2. Create a software installer that checks that list for things that it needs, asks the user basic questions about where and for who, etc., and copies the files and modifies configs appropriately.
3. Create a central (single) icon directory and icon format that doesn't require a complicated index, and forty subdirectories and voodoo to make work!
4. Create a driver interface api (or whatever the equivalent is these days) so vendors DON'T have to GPL their trade secrets (if its not already there) and a driver install routine that doesn't require making sacrifices on a full moon.
There you have it. The four things I KNOW, absolutely KNOW, will make linux the 21st Century operating system of choice! If someone were to do this Linux would become the OS you could go to Wal-Mart and buy applications for off-the-shelf!!!! Yes I said buy, I don't think its of the devil to get paid for your work. I'm just glad there are highly skilled volunteers who do such
good work for nothing.

'<''/'END terribly irritated person's useless rant'>'

Well, that was in November of 2005. Guess what? Little has changed. KDE has become more stable, and I understand the DVD issues a little better, but little else is any different. Firefox on Edgy in Kubuntu, constantly locks up. OpenOffice.org crashes on occasion just because I logged in! I can't get VNC to work, Wireless is useless on the Thinkpad because the hacked broadcom drivers don't support WPA or LEAP. Some of this is NOT the fault of Linux, or any of ITS programmers. I also know, please don't write ranting on me, that these guys do what the do for free on some occasions. I know too that Sun, Novell, IBM, RedHat, and others pay Open Source developers, so there not all volunteers.
I also want to tip my hat to all those guys who work hard, and aren't whiners. I have read and heard about several of them, and I say may God bless them! However, those who think we should bow to their feet and just live with whatever they put out because they're putting it out for free need a good dose of reality! I don't like using crappy software, even if it is free.

Anyway, enough ranting. My irritation subsided, I'll go back and figure out how to fix my problems.

Oh, I was going to mention Alien.

## TASK
Retype the stretch of the Linux rant above from "2. Create a" through "modifies configs appropriately.".

## RECORDED DATA

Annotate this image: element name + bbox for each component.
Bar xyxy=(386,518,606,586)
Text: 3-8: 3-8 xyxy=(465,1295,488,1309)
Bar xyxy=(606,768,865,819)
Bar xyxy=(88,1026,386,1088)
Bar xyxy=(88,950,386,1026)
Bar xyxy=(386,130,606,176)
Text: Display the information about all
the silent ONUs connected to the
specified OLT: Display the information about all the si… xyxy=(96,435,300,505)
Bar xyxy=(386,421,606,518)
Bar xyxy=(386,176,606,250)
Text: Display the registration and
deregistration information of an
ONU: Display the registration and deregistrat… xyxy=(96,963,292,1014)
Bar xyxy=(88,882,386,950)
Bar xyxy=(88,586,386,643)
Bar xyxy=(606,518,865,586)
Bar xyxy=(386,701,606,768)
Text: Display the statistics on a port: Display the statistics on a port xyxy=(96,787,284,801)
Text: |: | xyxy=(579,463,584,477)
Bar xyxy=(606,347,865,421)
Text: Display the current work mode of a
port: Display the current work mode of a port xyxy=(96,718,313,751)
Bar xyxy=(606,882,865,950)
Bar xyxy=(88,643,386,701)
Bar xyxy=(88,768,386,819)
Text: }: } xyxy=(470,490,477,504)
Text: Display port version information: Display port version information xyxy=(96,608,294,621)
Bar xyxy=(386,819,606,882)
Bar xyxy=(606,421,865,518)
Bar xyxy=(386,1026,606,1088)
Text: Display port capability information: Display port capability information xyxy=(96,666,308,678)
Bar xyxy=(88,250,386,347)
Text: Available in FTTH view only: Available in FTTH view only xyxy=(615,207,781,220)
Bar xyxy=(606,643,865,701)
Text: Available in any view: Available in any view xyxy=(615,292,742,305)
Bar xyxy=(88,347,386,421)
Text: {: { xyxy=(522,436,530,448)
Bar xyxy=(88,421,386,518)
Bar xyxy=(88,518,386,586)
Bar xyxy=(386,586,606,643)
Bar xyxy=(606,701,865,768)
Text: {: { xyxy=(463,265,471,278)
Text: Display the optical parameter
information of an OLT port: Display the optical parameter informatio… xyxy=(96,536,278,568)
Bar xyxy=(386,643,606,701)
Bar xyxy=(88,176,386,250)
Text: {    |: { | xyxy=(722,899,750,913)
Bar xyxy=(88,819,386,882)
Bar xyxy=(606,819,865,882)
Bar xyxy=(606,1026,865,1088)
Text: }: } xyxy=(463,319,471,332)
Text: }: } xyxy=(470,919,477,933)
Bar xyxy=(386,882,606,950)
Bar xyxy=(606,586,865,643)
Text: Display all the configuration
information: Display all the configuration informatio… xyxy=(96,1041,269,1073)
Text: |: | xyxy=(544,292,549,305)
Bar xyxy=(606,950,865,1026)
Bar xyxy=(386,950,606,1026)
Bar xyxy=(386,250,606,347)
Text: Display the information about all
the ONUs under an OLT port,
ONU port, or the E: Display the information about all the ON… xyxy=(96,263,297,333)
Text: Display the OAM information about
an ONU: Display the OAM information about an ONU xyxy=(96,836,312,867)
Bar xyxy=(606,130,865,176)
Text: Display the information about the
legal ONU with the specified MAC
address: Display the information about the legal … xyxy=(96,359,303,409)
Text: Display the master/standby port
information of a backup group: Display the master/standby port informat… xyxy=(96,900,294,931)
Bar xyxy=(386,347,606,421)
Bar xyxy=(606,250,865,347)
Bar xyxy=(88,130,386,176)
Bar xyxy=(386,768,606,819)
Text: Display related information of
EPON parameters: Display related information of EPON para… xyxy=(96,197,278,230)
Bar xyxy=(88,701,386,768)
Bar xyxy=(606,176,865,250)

## RESULT OF THE EXERCISE
2. Create a software installer that checks that list for things that it needs, asks the user basic questions about where and for who, etc., and copies the files and modifies configs appropriately.